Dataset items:
= = = = =

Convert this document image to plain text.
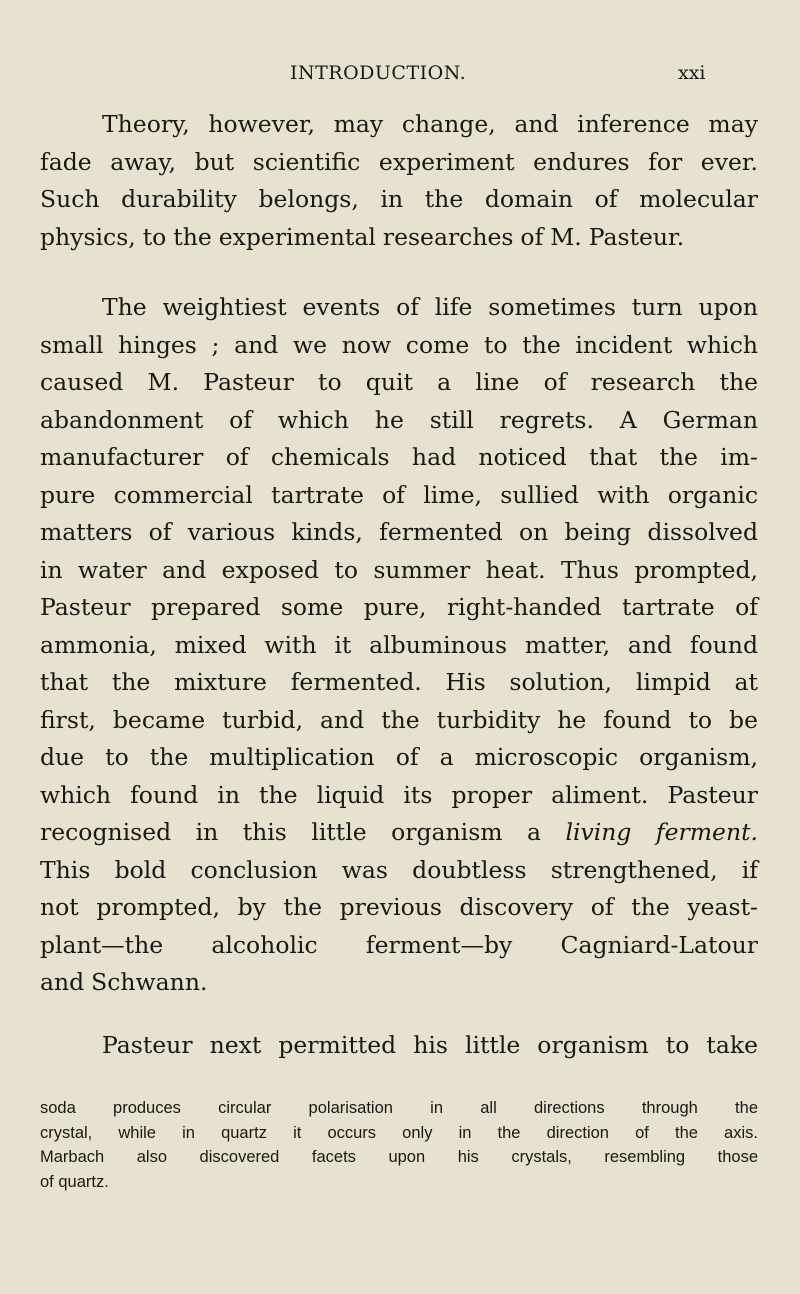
INTRODUCTION.	xxi
Theory, however, may change, and inference may
fade away, but scientific experiment endures for ever.
Such durability belongs, in the domain of molecular
physics, to the experimental researches of M. Pasteur.
The weightiest events of life sometimes turn upon
small hinges ; and we now come to the incident which
caused M. Pasteur to quit a line of research the
abandonment of which he still regrets. A German
manufacturer of chemicals had noticed that the im-
pure commercial tartrate of lime, sullied with organic
matters of various kinds, fermented on being dissolved
in water and exposed to summer heat. Thus prompted,
Pasteur prepared some pure, right-handed tartrate of
ammonia, mixed with it albuminous matter, and found
that the mixture fermented. His solution, limpid at
first, became turbid, and the turbidity he found to be
due to the multiplication of a microscopic organism,
which found in the liquid its proper aliment. Pasteur
recognised in this little organism a living ferment.
This bold conclusion was doubtless strengthened, if
not prompted, by the previous discovery of the yeast-
plant—the alcoholic ferment—by Cagniard-Latour
and Schwann.
Pasteur next permitted his little organism to take
soda produces circular polarisation in all directions through the
crystal, while in quartz it occurs only in the direction of the axis.
Marbach also discovered facets upon his crystals, resembling those
of quartz.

= = = = =

[SHORT TASK]
Transcribe the complete set of entries verbatim. No pictures belong in the copy.

[RESPONSE BELOW]
Convert this document image to plain text.
INTRODUCTION.	xxi
Theory, however, may change, and inference may
fade away, but scientific experiment endures for ever.
Such durability belongs, in the domain of molecular
physics, to the experimental researches of M. Pasteur.
The weightiest events of life sometimes turn upon
small hinges ; and we now come to the incident which
caused M. Pasteur to quit a line of research the
abandonment of which he still regrets. A German
manufacturer of chemicals had noticed that the im-
pure commercial tartrate of lime, sullied with organic
matters of various kinds, fermented on being dissolved
in water and exposed to summer heat. Thus prompted,
Pasteur prepared some pure, right-handed tartrate of
ammonia, mixed with it albuminous matter, and found
that the mixture fermented. His solution, limpid at
first, became turbid, and the turbidity he found to be
due to the multiplication of a microscopic organism,
which found in the liquid its proper aliment. Pasteur
recognised in this little organism a living ferment.
This bold conclusion was doubtless strengthened, if
not prompted, by the previous discovery of the yeast-
plant—the alcoholic ferment—by Cagniard-Latour
and Schwann.
Pasteur next permitted his little organism to take
soda produces circular polarisation in all directions through the
crystal, while in quartz it occurs only in the direction of the axis.
Marbach also discovered facets upon his crystals, resembling those
of quartz.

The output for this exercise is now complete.